**DATA SECTION:**
——————

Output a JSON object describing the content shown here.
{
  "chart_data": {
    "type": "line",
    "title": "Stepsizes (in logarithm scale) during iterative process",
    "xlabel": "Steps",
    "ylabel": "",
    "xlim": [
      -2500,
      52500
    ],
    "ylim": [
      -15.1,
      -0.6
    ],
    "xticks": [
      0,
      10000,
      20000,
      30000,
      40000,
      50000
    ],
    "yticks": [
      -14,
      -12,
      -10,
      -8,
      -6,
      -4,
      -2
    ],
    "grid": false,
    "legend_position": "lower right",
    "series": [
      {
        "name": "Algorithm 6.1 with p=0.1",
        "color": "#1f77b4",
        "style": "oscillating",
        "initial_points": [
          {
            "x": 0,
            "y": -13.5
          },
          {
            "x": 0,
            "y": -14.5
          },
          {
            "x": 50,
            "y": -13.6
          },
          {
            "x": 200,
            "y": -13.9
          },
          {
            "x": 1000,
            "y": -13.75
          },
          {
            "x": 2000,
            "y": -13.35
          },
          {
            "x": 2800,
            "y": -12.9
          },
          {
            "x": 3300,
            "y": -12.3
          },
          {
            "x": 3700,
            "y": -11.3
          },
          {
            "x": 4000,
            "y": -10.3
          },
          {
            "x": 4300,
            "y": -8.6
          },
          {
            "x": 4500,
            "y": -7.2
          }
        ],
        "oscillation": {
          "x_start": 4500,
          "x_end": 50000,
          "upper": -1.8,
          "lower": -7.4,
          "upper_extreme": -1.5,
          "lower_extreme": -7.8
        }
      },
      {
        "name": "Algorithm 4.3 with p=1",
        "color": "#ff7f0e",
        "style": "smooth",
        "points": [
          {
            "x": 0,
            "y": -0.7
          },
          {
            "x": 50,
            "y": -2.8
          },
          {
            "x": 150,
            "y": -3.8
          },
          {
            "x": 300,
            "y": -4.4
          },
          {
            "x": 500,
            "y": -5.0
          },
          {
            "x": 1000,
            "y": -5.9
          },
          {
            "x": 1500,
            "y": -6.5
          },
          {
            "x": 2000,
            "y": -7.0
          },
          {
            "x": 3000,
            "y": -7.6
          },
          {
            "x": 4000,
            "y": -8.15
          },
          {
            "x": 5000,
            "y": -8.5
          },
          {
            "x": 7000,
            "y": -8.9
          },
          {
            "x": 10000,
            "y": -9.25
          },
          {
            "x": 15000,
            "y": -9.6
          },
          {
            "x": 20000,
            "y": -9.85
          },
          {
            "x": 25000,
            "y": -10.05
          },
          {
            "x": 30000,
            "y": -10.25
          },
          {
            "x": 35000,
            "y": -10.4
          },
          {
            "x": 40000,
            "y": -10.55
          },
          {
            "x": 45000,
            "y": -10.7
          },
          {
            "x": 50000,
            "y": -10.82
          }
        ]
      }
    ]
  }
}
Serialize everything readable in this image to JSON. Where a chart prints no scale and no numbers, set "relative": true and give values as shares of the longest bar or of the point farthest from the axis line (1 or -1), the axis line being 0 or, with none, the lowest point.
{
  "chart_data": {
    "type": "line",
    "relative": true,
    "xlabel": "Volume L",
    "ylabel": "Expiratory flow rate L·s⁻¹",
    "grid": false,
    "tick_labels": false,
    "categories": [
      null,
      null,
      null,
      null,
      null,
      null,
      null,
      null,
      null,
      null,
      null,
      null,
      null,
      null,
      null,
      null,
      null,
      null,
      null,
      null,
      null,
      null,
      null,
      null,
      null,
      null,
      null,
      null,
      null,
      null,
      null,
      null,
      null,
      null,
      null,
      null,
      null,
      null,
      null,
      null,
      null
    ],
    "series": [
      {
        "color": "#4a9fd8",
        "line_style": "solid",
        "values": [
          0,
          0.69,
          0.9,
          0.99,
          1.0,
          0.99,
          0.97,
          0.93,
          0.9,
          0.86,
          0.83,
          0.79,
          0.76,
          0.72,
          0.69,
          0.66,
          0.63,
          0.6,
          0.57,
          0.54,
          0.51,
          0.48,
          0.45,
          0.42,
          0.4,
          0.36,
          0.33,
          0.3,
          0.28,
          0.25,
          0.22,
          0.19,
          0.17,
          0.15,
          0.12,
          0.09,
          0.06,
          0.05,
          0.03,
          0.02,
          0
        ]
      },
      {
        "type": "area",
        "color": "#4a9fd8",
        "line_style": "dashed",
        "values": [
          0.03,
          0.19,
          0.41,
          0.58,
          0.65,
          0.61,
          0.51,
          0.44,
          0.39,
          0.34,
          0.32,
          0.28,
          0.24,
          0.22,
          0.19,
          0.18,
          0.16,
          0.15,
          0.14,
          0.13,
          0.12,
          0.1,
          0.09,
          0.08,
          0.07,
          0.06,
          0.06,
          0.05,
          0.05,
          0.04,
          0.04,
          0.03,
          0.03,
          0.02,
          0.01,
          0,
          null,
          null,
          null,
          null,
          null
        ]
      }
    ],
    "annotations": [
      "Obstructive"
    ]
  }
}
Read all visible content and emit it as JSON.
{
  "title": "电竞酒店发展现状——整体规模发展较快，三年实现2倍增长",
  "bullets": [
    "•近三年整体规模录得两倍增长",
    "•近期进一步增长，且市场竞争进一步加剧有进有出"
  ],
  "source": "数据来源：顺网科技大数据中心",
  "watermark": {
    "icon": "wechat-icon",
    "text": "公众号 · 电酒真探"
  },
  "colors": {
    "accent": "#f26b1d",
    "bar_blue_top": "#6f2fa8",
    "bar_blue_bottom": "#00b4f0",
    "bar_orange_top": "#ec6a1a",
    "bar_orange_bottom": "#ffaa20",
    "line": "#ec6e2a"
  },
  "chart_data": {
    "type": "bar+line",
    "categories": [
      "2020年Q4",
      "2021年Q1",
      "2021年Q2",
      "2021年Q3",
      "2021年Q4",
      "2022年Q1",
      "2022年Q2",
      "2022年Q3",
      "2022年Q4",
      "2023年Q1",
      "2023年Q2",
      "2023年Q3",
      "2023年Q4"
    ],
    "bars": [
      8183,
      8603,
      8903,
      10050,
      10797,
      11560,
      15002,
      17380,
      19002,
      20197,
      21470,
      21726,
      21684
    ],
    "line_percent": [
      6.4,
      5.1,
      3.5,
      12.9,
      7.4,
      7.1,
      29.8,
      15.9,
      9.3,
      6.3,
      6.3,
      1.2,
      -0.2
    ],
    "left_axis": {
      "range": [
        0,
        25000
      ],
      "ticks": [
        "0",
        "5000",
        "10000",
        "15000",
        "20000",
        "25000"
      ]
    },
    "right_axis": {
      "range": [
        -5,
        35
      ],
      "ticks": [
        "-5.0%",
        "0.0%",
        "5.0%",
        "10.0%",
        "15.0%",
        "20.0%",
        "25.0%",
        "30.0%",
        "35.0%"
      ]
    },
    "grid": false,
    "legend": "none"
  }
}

——————

**EXERCISE GOAL:** Copy each line above containing the string "title".

**ANSWER IN FULL:**
    "title": "Stepsizes (in logarithm scale) during iterative process",
  "title": "电竞酒店发展现状——整体规模发展较快，三年实现2倍增长",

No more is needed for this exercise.